▶ **WHAT TO PRODUCE**:
The entries below are to be repeated exactly as they stand.

[Items listed in a dataset]
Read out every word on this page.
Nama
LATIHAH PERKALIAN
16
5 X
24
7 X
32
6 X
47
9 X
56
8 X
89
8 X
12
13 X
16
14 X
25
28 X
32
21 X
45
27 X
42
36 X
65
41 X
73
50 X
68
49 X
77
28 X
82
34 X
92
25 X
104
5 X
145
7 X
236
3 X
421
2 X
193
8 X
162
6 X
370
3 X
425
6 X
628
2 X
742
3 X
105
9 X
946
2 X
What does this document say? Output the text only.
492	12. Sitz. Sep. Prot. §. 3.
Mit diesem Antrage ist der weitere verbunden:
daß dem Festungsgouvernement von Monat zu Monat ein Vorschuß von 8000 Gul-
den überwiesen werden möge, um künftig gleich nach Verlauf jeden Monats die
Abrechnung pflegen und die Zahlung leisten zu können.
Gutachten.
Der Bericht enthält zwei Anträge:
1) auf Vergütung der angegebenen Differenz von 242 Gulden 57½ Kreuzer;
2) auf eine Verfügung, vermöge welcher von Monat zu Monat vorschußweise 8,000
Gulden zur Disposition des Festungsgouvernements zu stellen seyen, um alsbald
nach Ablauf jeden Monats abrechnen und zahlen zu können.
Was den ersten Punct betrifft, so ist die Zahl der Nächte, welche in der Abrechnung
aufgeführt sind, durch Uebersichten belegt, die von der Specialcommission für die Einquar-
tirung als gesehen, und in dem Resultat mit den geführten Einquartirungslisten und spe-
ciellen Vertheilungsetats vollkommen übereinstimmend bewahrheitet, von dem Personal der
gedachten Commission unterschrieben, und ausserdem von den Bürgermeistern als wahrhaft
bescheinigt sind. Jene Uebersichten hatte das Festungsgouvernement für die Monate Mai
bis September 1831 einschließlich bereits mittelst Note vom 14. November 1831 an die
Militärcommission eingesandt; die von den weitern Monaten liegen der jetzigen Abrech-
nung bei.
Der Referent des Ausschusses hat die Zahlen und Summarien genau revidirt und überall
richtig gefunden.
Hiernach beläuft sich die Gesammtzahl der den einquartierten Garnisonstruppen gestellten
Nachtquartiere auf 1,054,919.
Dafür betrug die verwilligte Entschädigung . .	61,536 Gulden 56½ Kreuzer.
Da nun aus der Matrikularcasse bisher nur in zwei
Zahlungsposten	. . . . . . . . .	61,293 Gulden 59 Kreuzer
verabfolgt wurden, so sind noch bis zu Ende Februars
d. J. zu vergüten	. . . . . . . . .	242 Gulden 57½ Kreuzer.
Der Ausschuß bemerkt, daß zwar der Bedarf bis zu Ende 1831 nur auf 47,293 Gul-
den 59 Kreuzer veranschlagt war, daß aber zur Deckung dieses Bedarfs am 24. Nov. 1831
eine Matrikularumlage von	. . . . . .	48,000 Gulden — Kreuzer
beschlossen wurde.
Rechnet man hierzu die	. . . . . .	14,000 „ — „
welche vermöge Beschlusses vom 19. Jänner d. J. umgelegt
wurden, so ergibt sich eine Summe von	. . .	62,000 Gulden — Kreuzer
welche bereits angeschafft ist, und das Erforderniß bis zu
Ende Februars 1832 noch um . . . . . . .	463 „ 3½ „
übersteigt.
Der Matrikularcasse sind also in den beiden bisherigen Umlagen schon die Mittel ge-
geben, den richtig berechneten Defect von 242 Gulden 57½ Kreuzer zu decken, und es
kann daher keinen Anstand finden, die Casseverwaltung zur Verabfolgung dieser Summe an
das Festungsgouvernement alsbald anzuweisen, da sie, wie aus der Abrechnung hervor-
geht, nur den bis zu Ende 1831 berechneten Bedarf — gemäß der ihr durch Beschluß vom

▶ **EXERCISE RESULT**:
Read out every word on this page.
Nama
LATIHAH PERKALIAN
16
5 X
24
7 X
32
6 X
47
9 X
56
8 X
89
8 X
12
13 X
16
14 X
25
28 X
32
21 X
45
27 X
42
36 X
65
41 X
73
50 X
68
49 X
77
28 X
82
34 X
92
25 X
104
5 X
145
7 X
236
3 X
421
2 X
193
8 X
162
6 X
370
3 X
425
6 X
628
2 X
742
3 X
105
9 X
946
2 X
What does this document say? Output the text only.
492	12. Sitz. Sep. Prot. §. 3.
Mit diesem Antrage ist der weitere verbunden:
daß dem Festungsgouvernement von Monat zu Monat ein Vorschuß von 8000 Gul-
den überwiesen werden möge, um künftig gleich nach Verlauf jeden Monats die
Abrechnung pflegen und die Zahlung leisten zu können.
Gutachten.
Der Bericht enthält zwei Anträge:
1) auf Vergütung der angegebenen Differenz von 242 Gulden 57½ Kreuzer;
2) auf eine Verfügung, vermöge welcher von Monat zu Monat vorschußweise 8,000
Gulden zur Disposition des Festungsgouvernements zu stellen seyen, um alsbald
nach Ablauf jeden Monats abrechnen und zahlen zu können.
Was den ersten Punct betrifft, so ist die Zahl der Nächte, welche in der Abrechnung
aufgeführt sind, durch Uebersichten belegt, die von der Specialcommission für die Einquar-
tirung als gesehen, und in dem Resultat mit den geführten Einquartirungslisten und spe-
ciellen Vertheilungsetats vollkommen übereinstimmend bewahrheitet, von dem Personal der
gedachten Commission unterschrieben, und ausserdem von den Bürgermeistern als wahrhaft
bescheinigt sind. Jene Uebersichten hatte das Festungsgouvernement für die Monate Mai
bis September 1831 einschließlich bereits mittelst Note vom 14. November 1831 an die
Militärcommission eingesandt; die von den weitern Monaten liegen der jetzigen Abrech-
nung bei.
Der Referent des Ausschusses hat die Zahlen und Summarien genau revidirt und überall
richtig gefunden.
Hiernach beläuft sich die Gesammtzahl der den einquartierten Garnisonstruppen gestellten
Nachtquartiere auf 1,054,919.
Dafür betrug die verwilligte Entschädigung . .	61,536 Gulden 56½ Kreuzer.
Da nun aus der Matrikularcasse bisher nur in zwei
Zahlungsposten	. . . . . . . . .	61,293 Gulden 59 Kreuzer
verabfolgt wurden, so sind noch bis zu Ende Februars
d. J. zu vergüten	. . . . . . . . .	242 Gulden 57½ Kreuzer.
Der Ausschuß bemerkt, daß zwar der Bedarf bis zu Ende 1831 nur auf 47,293 Gul-
den 59 Kreuzer veranschlagt war, daß aber zur Deckung dieses Bedarfs am 24. Nov. 1831
eine Matrikularumlage von	. . . . . .	48,000 Gulden — Kreuzer
beschlossen wurde.
Rechnet man hierzu die	. . . . . .	14,000 „ — „
welche vermöge Beschlusses vom 19. Jänner d. J. umgelegt
wurden, so ergibt sich eine Summe von	. . .	62,000 Gulden — Kreuzer
welche bereits angeschafft ist, und das Erforderniß bis zu
Ende Februars 1832 noch um . . . . . . .	463 „ 3½ „
übersteigt.
Der Matrikularcasse sind also in den beiden bisherigen Umlagen schon die Mittel ge-
geben, den richtig berechneten Defect von 242 Gulden 57½ Kreuzer zu decken, und es
kann daher keinen Anstand finden, die Casseverwaltung zur Verabfolgung dieser Summe an
das Festungsgouvernement alsbald anzuweisen, da sie, wie aus der Abrechnung hervor-
geht, nur den bis zu Ende 1831 berechneten Bedarf — gemäß der ihr durch Beschluß vom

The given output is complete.